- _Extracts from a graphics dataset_
==================================================

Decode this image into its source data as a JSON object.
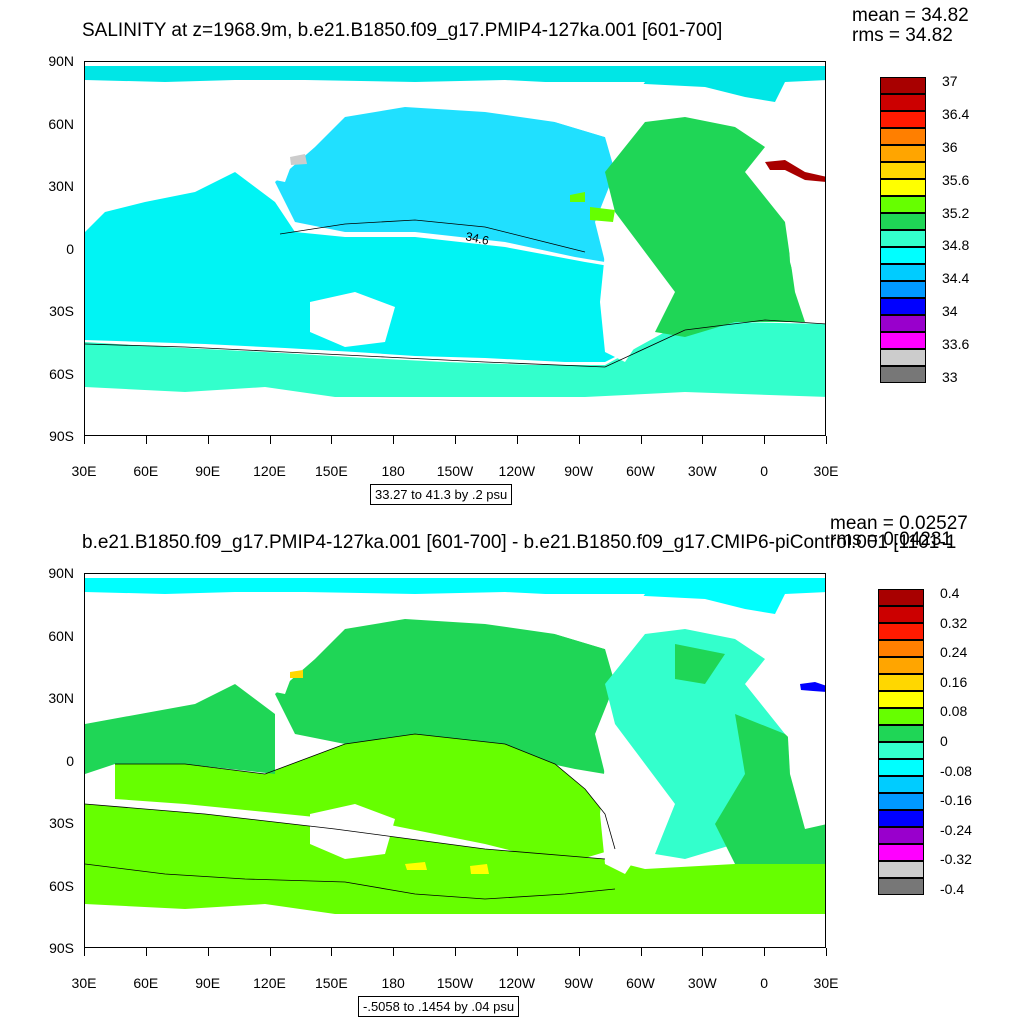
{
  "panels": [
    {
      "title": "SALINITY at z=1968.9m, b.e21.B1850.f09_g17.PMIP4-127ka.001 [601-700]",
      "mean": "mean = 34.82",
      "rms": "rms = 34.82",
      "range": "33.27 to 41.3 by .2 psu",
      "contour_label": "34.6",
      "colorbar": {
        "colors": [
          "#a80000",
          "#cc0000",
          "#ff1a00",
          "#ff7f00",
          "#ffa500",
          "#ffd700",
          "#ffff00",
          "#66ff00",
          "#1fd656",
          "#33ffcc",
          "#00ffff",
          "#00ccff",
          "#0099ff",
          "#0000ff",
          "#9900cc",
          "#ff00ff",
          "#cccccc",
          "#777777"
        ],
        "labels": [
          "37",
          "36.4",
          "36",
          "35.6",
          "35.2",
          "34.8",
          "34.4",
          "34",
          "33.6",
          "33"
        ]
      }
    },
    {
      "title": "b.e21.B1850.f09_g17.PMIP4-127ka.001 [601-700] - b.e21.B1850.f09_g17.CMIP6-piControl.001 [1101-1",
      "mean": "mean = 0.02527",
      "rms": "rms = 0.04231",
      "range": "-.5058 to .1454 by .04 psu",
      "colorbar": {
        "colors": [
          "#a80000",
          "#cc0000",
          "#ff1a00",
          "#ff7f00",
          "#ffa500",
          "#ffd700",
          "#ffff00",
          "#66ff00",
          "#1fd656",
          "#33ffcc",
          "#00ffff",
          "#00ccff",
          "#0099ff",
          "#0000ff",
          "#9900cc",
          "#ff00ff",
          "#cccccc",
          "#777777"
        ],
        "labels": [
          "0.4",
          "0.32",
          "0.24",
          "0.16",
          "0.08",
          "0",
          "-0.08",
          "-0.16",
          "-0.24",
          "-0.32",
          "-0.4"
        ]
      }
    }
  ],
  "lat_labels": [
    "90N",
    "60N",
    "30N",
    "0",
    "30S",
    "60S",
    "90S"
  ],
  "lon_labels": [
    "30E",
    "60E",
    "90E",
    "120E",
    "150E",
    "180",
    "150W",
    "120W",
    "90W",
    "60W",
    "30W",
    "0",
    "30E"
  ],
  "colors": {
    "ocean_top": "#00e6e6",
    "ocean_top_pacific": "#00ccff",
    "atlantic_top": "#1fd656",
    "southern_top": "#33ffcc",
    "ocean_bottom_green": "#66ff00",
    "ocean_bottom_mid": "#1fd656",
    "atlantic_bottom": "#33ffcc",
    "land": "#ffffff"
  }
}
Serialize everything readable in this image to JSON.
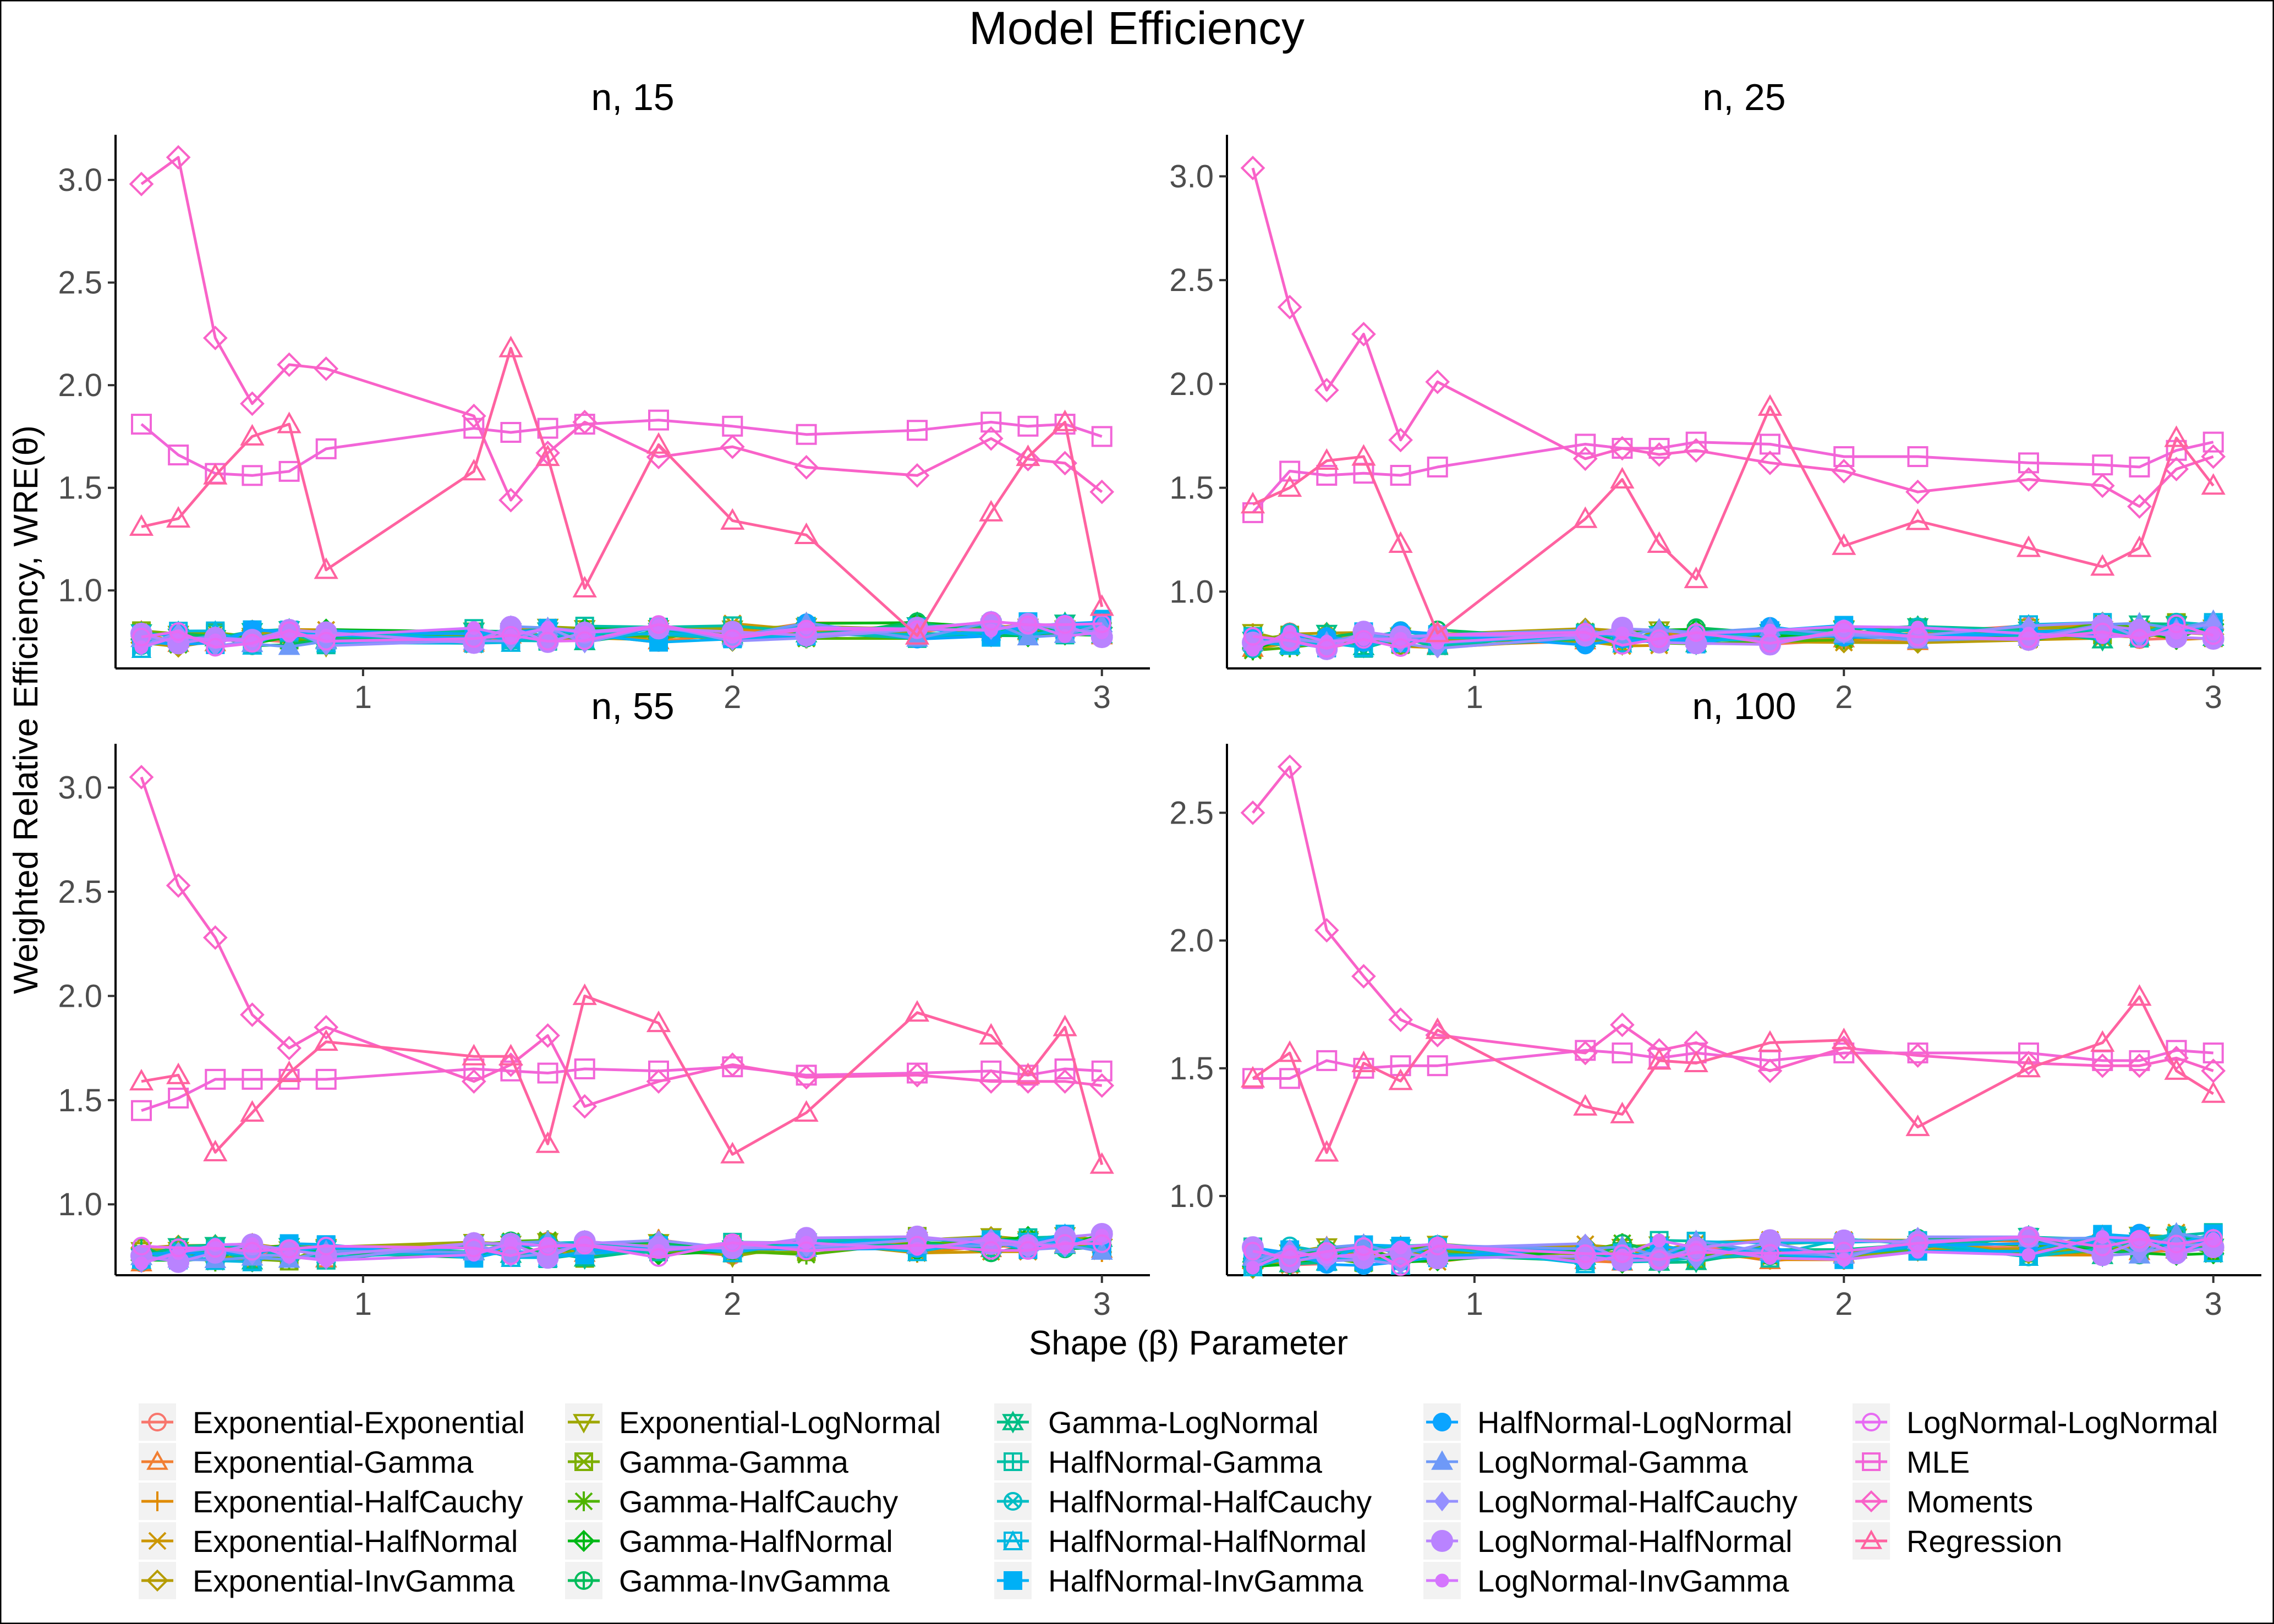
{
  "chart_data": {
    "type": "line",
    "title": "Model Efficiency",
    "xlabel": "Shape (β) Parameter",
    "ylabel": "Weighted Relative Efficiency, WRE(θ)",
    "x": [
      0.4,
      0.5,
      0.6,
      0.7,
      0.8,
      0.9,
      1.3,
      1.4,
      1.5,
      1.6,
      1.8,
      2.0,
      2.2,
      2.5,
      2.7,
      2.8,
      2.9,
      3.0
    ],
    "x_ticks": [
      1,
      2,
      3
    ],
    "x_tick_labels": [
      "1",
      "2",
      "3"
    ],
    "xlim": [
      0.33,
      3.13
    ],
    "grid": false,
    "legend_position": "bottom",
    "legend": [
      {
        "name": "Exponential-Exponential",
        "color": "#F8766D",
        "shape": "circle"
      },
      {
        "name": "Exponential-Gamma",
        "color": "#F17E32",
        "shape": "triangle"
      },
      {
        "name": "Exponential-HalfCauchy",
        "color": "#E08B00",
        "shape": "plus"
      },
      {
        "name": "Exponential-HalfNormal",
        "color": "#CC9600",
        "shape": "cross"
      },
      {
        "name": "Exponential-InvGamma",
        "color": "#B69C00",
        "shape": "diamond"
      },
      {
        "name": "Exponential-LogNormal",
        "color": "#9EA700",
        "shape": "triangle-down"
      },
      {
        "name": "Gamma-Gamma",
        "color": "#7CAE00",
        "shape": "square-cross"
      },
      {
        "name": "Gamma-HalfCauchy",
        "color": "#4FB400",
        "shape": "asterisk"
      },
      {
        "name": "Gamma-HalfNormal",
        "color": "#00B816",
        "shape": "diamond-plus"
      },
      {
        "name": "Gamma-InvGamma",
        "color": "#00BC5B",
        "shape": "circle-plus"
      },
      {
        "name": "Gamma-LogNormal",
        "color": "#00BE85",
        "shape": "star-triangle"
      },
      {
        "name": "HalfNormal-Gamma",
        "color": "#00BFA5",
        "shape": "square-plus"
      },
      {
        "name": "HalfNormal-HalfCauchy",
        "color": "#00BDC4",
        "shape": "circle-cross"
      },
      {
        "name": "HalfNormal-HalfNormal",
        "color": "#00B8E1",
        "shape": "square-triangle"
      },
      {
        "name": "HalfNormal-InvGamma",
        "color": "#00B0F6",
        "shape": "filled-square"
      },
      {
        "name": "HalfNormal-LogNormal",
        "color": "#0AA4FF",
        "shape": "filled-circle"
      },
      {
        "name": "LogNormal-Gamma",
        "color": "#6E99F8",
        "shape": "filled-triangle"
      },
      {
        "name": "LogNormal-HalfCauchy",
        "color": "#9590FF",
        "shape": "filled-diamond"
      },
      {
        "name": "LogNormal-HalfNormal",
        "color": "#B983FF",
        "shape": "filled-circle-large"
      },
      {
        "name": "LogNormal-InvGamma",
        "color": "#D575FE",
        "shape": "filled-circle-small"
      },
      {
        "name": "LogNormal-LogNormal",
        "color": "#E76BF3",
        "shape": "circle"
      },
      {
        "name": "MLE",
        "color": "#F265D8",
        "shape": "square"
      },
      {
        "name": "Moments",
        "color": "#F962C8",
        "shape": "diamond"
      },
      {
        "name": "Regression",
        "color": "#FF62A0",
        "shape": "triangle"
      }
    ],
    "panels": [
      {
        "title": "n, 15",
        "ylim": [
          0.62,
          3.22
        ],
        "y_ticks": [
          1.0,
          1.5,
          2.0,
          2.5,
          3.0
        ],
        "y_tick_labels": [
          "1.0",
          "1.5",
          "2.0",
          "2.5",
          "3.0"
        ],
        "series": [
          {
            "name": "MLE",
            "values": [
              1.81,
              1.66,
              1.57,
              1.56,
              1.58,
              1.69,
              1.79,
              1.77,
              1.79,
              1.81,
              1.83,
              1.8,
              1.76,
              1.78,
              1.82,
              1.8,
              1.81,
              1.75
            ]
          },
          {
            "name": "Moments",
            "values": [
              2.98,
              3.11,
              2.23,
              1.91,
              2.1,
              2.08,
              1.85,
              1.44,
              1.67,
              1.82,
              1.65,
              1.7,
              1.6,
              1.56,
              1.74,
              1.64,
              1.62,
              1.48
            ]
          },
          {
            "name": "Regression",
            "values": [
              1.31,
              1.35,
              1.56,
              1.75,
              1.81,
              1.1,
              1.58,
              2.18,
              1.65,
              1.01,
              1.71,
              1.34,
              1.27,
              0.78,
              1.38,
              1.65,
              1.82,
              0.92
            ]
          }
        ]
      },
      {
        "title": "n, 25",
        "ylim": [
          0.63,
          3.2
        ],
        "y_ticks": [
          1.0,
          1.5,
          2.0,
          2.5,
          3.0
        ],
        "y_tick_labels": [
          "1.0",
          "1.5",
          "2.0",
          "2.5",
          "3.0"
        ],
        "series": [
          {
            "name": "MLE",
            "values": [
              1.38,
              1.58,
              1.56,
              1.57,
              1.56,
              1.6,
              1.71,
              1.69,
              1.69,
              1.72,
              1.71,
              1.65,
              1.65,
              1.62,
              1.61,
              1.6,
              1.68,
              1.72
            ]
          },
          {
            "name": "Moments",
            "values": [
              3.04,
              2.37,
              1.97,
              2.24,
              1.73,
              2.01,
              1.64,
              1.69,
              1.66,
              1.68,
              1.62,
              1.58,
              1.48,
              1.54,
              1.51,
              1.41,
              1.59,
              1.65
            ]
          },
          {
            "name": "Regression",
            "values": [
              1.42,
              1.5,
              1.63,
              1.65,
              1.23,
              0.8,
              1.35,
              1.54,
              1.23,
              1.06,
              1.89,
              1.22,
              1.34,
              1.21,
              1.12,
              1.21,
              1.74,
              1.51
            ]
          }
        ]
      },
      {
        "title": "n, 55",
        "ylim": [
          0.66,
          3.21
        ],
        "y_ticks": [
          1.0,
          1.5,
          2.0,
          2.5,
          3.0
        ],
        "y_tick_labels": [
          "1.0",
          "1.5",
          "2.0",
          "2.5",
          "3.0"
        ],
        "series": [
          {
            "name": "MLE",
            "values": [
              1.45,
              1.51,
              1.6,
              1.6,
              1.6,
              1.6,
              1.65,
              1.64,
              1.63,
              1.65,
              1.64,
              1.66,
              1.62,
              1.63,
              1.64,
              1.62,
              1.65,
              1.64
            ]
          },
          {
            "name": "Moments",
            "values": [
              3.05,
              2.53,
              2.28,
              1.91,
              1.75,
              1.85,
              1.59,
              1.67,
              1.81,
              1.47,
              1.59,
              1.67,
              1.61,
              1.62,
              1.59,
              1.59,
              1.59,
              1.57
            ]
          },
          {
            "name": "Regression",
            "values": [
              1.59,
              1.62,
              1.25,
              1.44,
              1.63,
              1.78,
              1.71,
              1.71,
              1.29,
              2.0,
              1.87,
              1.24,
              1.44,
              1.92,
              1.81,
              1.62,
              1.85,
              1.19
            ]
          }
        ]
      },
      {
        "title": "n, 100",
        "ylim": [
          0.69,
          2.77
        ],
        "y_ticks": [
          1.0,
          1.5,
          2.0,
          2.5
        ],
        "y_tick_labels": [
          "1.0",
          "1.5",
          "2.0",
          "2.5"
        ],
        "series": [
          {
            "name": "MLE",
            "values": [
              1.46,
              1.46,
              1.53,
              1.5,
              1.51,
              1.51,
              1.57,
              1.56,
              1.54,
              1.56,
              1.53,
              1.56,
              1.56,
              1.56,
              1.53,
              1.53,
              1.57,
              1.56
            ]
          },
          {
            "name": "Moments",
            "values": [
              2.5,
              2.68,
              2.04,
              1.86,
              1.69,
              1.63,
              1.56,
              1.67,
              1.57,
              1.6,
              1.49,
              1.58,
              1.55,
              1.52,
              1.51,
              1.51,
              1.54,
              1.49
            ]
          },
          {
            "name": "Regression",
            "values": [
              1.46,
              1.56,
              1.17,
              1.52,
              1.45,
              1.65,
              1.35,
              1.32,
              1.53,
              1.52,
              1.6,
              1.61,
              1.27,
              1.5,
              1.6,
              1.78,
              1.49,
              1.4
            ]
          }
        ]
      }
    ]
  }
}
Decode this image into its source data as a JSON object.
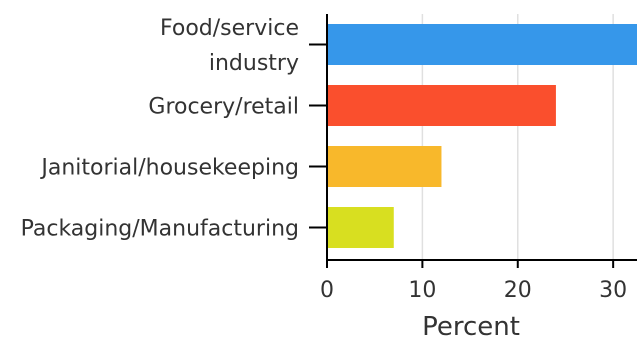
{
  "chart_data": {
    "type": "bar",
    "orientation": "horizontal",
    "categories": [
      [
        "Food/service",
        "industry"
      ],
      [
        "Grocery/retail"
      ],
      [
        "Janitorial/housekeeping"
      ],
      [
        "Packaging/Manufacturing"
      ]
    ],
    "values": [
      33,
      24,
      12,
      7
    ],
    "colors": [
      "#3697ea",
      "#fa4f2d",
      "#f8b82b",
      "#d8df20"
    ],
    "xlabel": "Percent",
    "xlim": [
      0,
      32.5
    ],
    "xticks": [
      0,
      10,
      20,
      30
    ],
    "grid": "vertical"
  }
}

==================================================

- _WHAT YOU WILL DO_
Look above for lines with the word "square" and copy them all.

- _RESPONSE TO THE TASK_
        "shape": "square-cross"
        "shape": "square-plus"
        "shape": "square-triangle"
        "shape": "filled-square"
        "shape": "square"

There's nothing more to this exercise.